[Problem details]
Take the records underneath and set them down exactly.

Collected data
--- Start ---

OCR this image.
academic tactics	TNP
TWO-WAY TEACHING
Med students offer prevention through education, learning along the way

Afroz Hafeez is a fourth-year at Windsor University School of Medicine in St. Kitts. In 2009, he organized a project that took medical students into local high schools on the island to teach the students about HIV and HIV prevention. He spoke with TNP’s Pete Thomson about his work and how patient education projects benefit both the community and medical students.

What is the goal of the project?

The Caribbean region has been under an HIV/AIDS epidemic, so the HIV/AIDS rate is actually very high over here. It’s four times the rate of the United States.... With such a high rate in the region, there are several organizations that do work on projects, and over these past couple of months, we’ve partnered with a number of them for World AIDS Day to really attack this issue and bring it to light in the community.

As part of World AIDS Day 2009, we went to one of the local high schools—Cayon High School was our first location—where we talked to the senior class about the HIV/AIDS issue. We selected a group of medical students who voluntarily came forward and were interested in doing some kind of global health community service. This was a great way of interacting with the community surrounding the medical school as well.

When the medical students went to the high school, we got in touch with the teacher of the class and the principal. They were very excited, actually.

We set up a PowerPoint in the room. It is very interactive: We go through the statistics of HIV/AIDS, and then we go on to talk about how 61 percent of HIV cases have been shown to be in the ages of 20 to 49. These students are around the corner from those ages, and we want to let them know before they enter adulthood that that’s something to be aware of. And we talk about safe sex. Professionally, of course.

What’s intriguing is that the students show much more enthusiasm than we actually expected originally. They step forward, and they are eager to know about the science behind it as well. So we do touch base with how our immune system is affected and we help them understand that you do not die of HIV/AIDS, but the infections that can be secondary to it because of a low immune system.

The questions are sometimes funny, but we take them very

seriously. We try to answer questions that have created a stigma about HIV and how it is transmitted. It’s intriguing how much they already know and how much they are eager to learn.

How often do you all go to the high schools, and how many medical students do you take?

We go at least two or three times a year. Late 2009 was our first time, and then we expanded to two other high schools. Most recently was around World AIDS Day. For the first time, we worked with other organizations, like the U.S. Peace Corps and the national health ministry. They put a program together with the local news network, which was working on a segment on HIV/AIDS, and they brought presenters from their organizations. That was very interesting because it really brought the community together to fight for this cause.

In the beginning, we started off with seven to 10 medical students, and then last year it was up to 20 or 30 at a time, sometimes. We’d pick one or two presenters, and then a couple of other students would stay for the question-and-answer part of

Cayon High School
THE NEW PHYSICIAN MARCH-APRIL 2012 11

--- End ---

[Full output]
OCR this image.
academic tactics	TNP
TWO-WAY TEACHING
Med students offer prevention through education, learning along the way

Afroz Hafeez is a fourth-year at Windsor University School of Medicine in St. Kitts. In 2009, he organized a project that took medical students into local high schools on the island to teach the students about HIV and HIV prevention. He spoke with TNP’s Pete Thomson about his work and how patient education projects benefit both the community and medical students.

What is the goal of the project?

The Caribbean region has been under an HIV/AIDS epidemic, so the HIV/AIDS rate is actually very high over here. It’s four times the rate of the United States.... With such a high rate in the region, there are several organizations that do work on projects, and over these past couple of months, we’ve partnered with a number of them for World AIDS Day to really attack this issue and bring it to light in the community.

As part of World AIDS Day 2009, we went to one of the local high schools—Cayon High School was our first location—where we talked to the senior class about the HIV/AIDS issue. We selected a group of medical students who voluntarily came forward and were interested in doing some kind of global health community service. This was a great way of interacting with the community surrounding the medical school as well.

When the medical students went to the high school, we got in touch with the teacher of the class and the principal. They were very excited, actually.

We set up a PowerPoint in the room. It is very interactive: We go through the statistics of HIV/AIDS, and then we go on to talk about how 61 percent of HIV cases have been shown to be in the ages of 20 to 49. These students are around the corner from those ages, and we want to let them know before they enter adulthood that that’s something to be aware of. And we talk about safe sex. Professionally, of course.

What’s intriguing is that the students show much more enthusiasm than we actually expected originally. They step forward, and they are eager to know about the science behind it as well. So we do touch base with how our immune system is affected and we help them understand that you do not die of HIV/AIDS, but the infections that can be secondary to it because of a low immune system.

The questions are sometimes funny, but we take them very

seriously. We try to answer questions that have created a stigma about HIV and how it is transmitted. It’s intriguing how much they already know and how much they are eager to learn.

How often do you all go to the high schools, and how many medical students do you take?

We go at least two or three times a year. Late 2009 was our first time, and then we expanded to two other high schools. Most recently was around World AIDS Day. For the first time, we worked with other organizations, like the U.S. Peace Corps and the national health ministry. They put a program together with the local news network, which was working on a segment on HIV/AIDS, and they brought presenters from their organizations. That was very interesting because it really brought the community together to fight for this cause.

In the beginning, we started off with seven to 10 medical students, and then last year it was up to 20 or 30 at a time, sometimes. We’d pick one or two presenters, and then a couple of other students would stay for the question-and-answer part of

Cayon High School
THE NEW PHYSICIAN MARCH-APRIL 2012 11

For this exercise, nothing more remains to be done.